--- BEGIN Given information ---
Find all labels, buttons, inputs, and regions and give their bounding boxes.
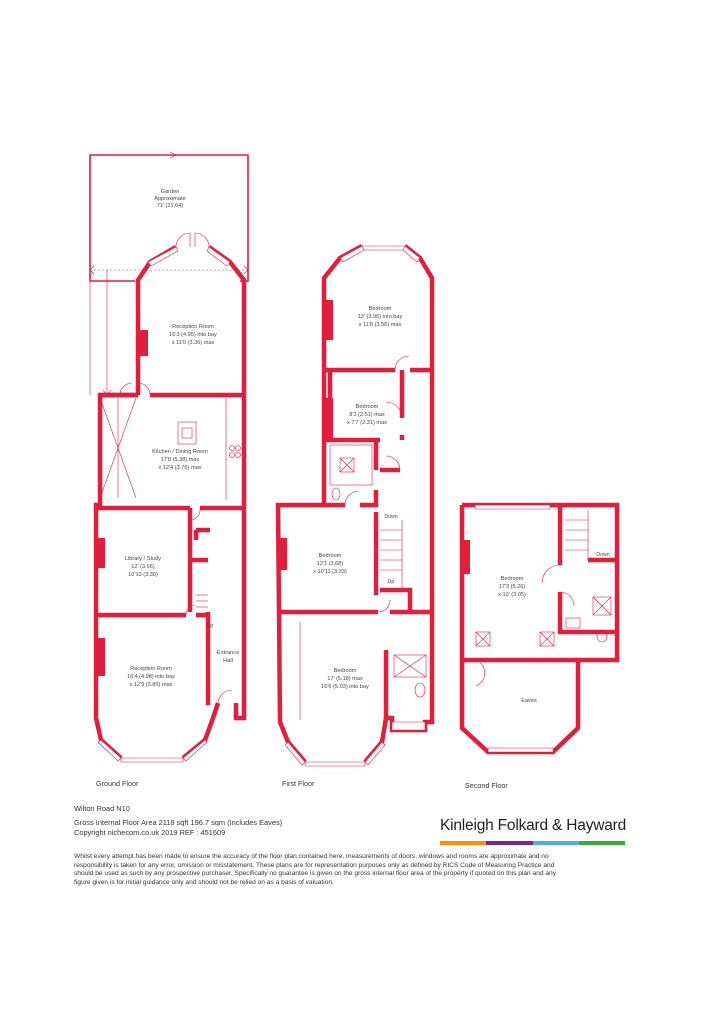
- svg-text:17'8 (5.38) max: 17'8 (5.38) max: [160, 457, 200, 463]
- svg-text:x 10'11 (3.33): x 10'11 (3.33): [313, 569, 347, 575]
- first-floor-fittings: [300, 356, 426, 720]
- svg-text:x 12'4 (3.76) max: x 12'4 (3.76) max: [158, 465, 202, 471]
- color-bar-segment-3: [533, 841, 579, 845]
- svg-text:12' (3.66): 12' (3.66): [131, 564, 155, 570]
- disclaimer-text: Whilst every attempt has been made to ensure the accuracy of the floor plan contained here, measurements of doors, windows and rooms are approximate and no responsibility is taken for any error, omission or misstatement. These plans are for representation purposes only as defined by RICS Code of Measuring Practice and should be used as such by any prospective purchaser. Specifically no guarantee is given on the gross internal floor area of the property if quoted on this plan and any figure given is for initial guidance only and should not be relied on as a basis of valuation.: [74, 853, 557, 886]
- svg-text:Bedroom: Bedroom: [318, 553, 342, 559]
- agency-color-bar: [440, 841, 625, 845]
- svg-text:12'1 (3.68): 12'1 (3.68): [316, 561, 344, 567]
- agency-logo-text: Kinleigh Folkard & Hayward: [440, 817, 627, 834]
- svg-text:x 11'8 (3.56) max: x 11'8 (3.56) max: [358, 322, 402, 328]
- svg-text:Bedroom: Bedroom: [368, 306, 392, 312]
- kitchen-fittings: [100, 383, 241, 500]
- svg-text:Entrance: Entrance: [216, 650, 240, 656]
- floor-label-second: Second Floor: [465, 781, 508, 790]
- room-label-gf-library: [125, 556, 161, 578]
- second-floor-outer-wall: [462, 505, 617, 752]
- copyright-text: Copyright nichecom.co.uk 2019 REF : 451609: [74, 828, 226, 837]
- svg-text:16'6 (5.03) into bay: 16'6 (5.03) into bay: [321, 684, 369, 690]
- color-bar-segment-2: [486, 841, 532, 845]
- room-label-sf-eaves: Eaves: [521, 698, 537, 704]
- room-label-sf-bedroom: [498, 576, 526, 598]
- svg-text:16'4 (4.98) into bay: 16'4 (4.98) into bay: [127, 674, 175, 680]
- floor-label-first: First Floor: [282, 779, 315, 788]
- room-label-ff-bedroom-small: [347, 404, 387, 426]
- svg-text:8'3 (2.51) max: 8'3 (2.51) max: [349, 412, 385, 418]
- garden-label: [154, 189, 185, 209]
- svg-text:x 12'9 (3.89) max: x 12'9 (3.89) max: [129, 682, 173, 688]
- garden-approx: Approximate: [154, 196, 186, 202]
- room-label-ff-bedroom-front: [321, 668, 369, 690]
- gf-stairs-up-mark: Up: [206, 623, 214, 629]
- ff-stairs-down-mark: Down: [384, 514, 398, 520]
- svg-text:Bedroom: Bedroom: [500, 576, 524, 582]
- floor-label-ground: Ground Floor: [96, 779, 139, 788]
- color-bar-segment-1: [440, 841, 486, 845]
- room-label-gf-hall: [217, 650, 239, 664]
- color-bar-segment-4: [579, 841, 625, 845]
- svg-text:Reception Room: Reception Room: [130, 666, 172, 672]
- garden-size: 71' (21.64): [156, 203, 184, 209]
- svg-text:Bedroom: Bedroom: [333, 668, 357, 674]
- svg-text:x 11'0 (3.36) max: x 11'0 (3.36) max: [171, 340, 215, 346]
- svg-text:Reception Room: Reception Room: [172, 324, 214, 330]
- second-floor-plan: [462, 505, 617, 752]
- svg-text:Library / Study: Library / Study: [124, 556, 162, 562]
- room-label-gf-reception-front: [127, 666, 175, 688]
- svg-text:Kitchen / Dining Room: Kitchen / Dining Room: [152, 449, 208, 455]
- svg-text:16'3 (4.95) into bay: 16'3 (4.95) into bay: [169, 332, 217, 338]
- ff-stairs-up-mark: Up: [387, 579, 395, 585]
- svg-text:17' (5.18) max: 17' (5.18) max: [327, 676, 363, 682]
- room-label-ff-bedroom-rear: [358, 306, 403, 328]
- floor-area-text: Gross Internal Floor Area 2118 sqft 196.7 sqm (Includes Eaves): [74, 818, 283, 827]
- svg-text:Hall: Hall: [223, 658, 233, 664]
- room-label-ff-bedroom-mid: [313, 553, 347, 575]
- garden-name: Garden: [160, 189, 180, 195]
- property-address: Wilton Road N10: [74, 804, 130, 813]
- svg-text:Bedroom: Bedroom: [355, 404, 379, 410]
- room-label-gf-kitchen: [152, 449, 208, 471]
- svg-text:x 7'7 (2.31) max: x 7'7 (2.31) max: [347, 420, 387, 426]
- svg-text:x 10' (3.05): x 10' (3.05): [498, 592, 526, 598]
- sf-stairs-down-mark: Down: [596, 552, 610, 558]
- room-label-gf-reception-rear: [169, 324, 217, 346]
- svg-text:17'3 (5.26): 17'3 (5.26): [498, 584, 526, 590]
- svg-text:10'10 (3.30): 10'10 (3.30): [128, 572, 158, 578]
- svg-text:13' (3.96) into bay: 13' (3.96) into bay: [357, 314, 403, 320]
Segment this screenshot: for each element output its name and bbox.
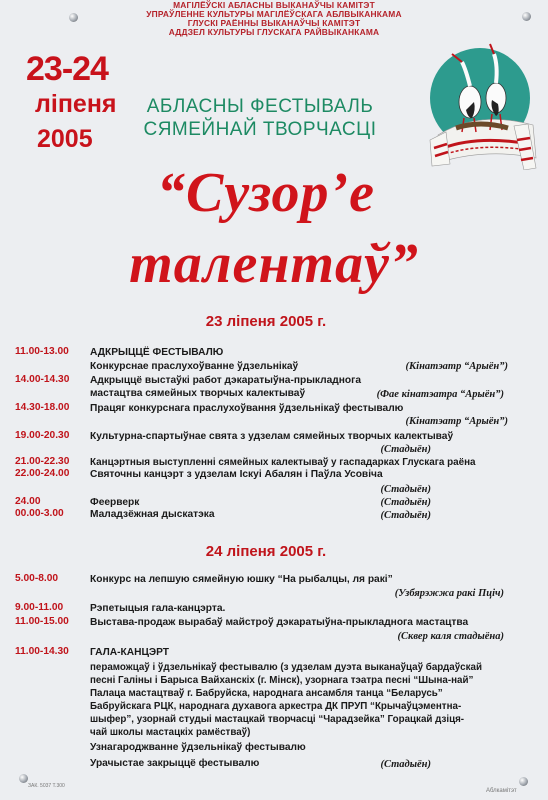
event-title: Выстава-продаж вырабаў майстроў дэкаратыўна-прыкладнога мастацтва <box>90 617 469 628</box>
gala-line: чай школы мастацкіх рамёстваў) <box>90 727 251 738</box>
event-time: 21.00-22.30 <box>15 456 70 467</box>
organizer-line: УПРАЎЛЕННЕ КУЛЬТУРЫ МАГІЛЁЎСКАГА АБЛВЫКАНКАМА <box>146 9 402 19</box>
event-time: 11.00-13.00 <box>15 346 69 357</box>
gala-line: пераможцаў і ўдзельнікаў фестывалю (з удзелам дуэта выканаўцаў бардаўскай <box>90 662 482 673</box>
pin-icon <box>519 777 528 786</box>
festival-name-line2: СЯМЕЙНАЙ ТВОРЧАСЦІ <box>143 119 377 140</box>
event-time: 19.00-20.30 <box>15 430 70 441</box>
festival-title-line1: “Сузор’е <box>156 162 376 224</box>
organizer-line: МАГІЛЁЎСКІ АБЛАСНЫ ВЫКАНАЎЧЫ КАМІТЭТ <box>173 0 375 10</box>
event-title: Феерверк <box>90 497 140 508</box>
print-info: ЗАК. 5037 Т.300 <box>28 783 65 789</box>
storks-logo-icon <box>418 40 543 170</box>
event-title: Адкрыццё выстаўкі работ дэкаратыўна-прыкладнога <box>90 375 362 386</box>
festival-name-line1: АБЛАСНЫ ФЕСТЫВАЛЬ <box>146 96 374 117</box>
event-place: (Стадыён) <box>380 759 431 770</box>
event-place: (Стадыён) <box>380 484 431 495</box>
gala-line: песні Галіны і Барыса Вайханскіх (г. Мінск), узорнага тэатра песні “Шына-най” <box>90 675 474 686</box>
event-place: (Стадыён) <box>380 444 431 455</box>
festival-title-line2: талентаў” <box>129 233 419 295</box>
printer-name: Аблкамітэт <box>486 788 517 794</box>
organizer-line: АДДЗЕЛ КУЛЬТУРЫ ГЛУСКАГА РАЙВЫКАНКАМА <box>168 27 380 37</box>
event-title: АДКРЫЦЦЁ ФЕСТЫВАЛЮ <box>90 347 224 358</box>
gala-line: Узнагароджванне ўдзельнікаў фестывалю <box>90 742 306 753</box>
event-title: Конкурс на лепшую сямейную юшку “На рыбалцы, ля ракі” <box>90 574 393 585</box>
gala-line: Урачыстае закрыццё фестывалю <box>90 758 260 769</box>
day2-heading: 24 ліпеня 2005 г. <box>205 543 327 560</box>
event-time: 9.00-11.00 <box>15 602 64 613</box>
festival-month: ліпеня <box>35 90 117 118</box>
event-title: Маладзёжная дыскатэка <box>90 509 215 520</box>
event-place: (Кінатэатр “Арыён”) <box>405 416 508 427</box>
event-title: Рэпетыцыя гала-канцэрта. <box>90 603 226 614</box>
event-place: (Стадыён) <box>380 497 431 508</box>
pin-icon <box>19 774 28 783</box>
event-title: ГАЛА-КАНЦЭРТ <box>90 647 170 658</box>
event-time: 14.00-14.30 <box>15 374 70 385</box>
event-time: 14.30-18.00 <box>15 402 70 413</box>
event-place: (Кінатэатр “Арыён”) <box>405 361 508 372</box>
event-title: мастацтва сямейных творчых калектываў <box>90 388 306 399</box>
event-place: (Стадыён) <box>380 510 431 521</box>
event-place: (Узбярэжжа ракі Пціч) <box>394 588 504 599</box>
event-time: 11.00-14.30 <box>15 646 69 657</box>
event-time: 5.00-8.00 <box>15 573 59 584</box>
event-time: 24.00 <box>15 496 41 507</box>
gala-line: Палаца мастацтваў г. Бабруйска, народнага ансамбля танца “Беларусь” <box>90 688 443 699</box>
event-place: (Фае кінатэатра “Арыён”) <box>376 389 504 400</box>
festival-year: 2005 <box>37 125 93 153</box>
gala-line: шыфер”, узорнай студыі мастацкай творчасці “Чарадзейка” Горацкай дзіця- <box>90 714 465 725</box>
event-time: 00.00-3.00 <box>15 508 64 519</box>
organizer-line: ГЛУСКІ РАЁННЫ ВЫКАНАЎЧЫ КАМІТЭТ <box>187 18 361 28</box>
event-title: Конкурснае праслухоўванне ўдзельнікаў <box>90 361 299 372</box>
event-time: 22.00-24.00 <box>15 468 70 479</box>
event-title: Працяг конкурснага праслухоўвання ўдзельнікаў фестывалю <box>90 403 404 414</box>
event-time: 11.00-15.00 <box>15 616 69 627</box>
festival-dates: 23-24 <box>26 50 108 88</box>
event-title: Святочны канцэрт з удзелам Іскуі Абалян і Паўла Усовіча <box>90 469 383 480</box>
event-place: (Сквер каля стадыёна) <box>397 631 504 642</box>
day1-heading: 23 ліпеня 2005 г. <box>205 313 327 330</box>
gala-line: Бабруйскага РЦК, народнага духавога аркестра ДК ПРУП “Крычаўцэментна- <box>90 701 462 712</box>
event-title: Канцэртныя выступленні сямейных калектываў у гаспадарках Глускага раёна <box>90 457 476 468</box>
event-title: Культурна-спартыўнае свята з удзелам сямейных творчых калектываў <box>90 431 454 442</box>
--- END Given information ---
To be done
Starting at the line that contains "event-title: Выстава-продаж вырабаў" and ending after the line that contains "event-title: Конкурс на", format those entry lines as a numbered list. Skip any blank lines.

Result for this exercise
1. event-title: Выстава-продаж вырабаў майстроў дэкаратыўна-прыкладнога мастацтва <box>90 617 469 628</box>
2. gala-line: чай школы мастацкіх рамёстваў) <box>90 727 251 738</box>
3. event-time: 21.00-22.30 <box>15 456 70 467</box>
4. organizer-line: УПРАЎЛЕННЕ КУЛЬТУРЫ МАГІЛЁЎСКАГА АБЛВЫКАНКАМА <box>146 9 402 19</box>
5. event-time: 11.00-13.00 <box>15 346 69 357</box>
6. gala-line: пераможцаў і ўдзельнікаў фестывалю (з удзелам дуэта выканаўцаў бардаўскай <box>90 662 482 673</box>
7. pin-icon <box>519 777 528 786</box>
8. festival-name-line2: СЯМЕЙНАЙ ТВОРЧАСЦІ <box>143 119 377 140</box>
9. event-time: 19.00-20.30 <box>15 430 70 441</box>
10. festival-title-line1: “Сузор’е <box>156 162 376 224</box>
11. organizer-line: МАГІЛЁЎСКІ АБЛАСНЫ ВЫКАНАЎЧЫ КАМІТЭТ <box>173 0 375 10</box>
12. event-title: Феерверк <box>90 497 140 508</box>
13. print-info: ЗАК. 5037 Т.300 <box>28 783 65 789</box>
14. storks-logo-icon <box>418 40 543 170</box>
15. event-title: Адкрыццё выстаўкі работ дэкаратыўна-прыкладнога <box>90 375 362 386</box>
16. festival-name-line1: АБЛАСНЫ ФЕСТЫВАЛЬ <box>146 96 374 117</box>
17. event-place: (Стадыён) <box>380 759 431 770</box>
18. event-place: (Стадыён) <box>380 484 431 495</box>
19. gala-line: песні Галіны і Барыса Вайханскіх (г. Мінск), узорнага тэатра песні “Шына-най” <box>90 675 474 686</box>
20. event-place: (Стадыён) <box>380 444 431 455</box>
21. festival-title-line2: талентаў” <box>129 233 419 295</box>
22. printer-name: Аблкамітэт <box>486 788 517 794</box>
23. organizer-line: АДДЗЕЛ КУЛЬТУРЫ ГЛУСКАГА РАЙВЫКАНКАМА <box>168 27 380 37</box>
24. event-title: АДКРЫЦЦЁ ФЕСТЫВАЛЮ <box>90 347 224 358</box>
25. gala-line: Узнагароджванне ўдзельнікаў фестывалю <box>90 742 306 753</box>
26. event-title: Конкурс на лепшую сямейную юшку “На рыбалцы, ля ракі” <box>90 574 393 585</box>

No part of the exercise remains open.